* _WORK TO DO_: Print every line of the listing exactly, please.

[Extracted data entries]
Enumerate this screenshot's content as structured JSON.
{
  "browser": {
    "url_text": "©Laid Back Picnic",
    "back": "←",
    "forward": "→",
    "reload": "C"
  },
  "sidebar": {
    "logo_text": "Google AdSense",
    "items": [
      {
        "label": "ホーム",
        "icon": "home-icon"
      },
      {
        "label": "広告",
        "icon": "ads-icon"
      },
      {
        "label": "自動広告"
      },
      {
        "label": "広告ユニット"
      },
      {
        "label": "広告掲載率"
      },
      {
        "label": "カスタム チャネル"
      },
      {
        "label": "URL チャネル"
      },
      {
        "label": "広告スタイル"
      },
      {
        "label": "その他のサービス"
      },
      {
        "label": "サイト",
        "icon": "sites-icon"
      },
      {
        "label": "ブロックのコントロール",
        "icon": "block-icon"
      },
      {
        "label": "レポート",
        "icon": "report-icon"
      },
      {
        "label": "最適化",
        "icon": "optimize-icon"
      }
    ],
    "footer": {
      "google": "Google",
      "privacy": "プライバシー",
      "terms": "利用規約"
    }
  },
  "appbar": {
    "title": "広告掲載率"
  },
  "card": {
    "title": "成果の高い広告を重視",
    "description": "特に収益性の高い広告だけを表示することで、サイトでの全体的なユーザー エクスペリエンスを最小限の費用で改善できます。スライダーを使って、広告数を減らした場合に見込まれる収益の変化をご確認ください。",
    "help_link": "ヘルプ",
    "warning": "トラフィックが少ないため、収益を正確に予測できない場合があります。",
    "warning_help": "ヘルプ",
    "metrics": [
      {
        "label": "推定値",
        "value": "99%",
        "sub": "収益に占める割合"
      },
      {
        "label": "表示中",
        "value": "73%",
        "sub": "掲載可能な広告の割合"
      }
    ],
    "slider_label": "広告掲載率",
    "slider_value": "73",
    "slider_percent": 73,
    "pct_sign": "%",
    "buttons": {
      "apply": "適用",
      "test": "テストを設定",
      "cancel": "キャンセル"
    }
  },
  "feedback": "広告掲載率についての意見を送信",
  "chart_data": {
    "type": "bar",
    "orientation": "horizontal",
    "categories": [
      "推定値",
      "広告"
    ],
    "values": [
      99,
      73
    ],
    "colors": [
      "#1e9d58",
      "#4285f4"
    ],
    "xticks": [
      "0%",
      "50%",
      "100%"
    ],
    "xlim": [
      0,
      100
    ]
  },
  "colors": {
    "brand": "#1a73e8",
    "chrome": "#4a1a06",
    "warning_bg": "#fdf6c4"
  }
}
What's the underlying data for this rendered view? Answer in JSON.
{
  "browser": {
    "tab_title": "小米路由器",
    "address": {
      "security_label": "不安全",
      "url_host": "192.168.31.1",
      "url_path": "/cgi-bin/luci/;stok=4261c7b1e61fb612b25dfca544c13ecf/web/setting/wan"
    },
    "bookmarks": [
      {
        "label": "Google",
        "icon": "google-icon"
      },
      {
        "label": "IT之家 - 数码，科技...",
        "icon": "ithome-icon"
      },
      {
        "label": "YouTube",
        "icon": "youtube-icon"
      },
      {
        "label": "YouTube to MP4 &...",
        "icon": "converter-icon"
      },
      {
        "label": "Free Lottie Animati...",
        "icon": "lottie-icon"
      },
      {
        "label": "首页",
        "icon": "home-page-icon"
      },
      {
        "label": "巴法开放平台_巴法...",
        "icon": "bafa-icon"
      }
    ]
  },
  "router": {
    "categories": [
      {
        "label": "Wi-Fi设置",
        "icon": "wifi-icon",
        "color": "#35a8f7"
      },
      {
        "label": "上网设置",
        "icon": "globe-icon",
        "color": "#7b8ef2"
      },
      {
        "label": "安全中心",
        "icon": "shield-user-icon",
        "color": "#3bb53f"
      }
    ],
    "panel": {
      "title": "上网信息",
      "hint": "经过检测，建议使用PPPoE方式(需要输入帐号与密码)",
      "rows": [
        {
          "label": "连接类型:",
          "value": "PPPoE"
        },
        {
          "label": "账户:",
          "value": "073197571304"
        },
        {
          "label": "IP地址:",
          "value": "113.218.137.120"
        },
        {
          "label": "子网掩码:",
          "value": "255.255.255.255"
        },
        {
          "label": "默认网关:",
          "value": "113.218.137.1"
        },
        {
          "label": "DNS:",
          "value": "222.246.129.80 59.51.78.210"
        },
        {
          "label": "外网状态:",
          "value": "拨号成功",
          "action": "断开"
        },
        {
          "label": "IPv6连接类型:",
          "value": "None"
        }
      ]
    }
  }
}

* _RESPONSE TO THIS EXERCISE_:
Enumerate this screenshot's content as structured JSON.
{
  "browser": {
    "url_text": "©Laid Back Picnic",
    "back": "←",
    "forward": "→",
    "reload": "C"
  },
  "sidebar": {
    "logo_text": "Google AdSense",
    "items": [
      {
        "label": "ホーム",
        "icon": "home-icon"
      },
      {
        "label": "広告",
        "icon": "ads-icon"
      },
      {
        "label": "自動広告"
      },
      {
        "label": "広告ユニット"
      },
      {
        "label": "広告掲載率"
      },
      {
        "label": "カスタム チャネル"
      },
      {
        "label": "URL チャネル"
      },
      {
        "label": "広告スタイル"
      },
      {
        "label": "その他のサービス"
      },
      {
        "label": "サイト",
        "icon": "sites-icon"
      },
      {
        "label": "ブロックのコントロール",
        "icon": "block-icon"
      },
      {
        "label": "レポート",
        "icon": "report-icon"
      },
      {
        "label": "最適化",
        "icon": "optimize-icon"
      }
    ],
    "footer": {
      "google": "Google",
      "privacy": "プライバシー",
      "terms": "利用規約"
    }
  },
  "appbar": {
    "title": "広告掲載率"
  },
  "card": {
    "title": "成果の高い広告を重視",
    "description": "特に収益性の高い広告だけを表示することで、サイトでの全体的なユーザー エクスペリエンスを最小限の費用で改善できます。スライダーを使って、広告数を減らした場合に見込まれる収益の変化をご確認ください。",
    "help_link": "ヘルプ",
    "warning": "トラフィックが少ないため、収益を正確に予測できない場合があります。",
    "warning_help": "ヘルプ",
    "metrics": [
      {
        "label": "推定値",
        "value": "99%",
        "sub": "収益に占める割合"
      },
      {
        "label": "表示中",
        "value": "73%",
        "sub": "掲載可能な広告の割合"
      }
    ],
    "slider_label": "広告掲載率",
    "slider_value": "73",
    "slider_percent": 73,
    "pct_sign": "%",
    "buttons": {
      "apply": "適用",
      "test": "テストを設定",
      "cancel": "キャンセル"
    }
  },
  "feedback": "広告掲載率についての意見を送信",
  "chart_data": {
    "type": "bar",
    "orientation": "horizontal",
    "categories": [
      "推定値",
      "広告"
    ],
    "values": [
      99,
      73
    ],
    "colors": [
      "#1e9d58",
      "#4285f4"
    ],
    "xticks": [
      "0%",
      "50%",
      "100%"
    ],
    "xlim": [
      0,
      100
    ]
  },
  "colors": {
    "brand": "#1a73e8",
    "chrome": "#4a1a06",
    "warning_bg": "#fdf6c4"
  }
}
What's the underlying data for this rendered view? Answer in JSON.
{
  "browser": {
    "tab_title": "小米路由器",
    "address": {
      "security_label": "不安全",
      "url_host": "192.168.31.1",
      "url_path": "/cgi-bin/luci/;stok=4261c7b1e61fb612b25dfca544c13ecf/web/setting/wan"
    },
    "bookmarks": [
      {
        "label": "Google",
        "icon": "google-icon"
      },
      {
        "label": "IT之家 - 数码，科技...",
        "icon": "ithome-icon"
      },
      {
        "label": "YouTube",
        "icon": "youtube-icon"
      },
      {
        "label": "YouTube to MP4 &...",
        "icon": "converter-icon"
      },
      {
        "label": "Free Lottie Animati...",
        "icon": "lottie-icon"
      },
      {
        "label": "首页",
        "icon": "home-page-icon"
      },
      {
        "label": "巴法开放平台_巴法...",
        "icon": "bafa-icon"
      }
    ]
  },
  "router": {
    "categories": [
      {
        "label": "Wi-Fi设置",
        "icon": "wifi-icon",
        "color": "#35a8f7"
      },
      {
        "label": "上网设置",
        "icon": "globe-icon",
        "color": "#7b8ef2"
      },
      {
        "label": "安全中心",
        "icon": "shield-user-icon",
        "color": "#3bb53f"
      }
    ],
    "panel": {
      "title": "上网信息",
      "hint": "经过检测，建议使用PPPoE方式(需要输入帐号与密码)",
      "rows": [
        {
          "label": "连接类型:",
          "value": "PPPoE"
        },
        {
          "label": "账户:",
          "value": "073197571304"
        },
        {
          "label": "IP地址:",
          "value": "113.218.137.120"
        },
        {
          "label": "子网掩码:",
          "value": "255.255.255.255"
        },
        {
          "label": "默认网关:",
          "value": "113.218.137.1"
        },
        {
          "label": "DNS:",
          "value": "222.246.129.80 59.51.78.210"
        },
        {
          "label": "外网状态:",
          "value": "拨号成功",
          "action": "断开"
        },
        {
          "label": "IPv6连接类型:",
          "value": "None"
        }
      ]
    }
  }
}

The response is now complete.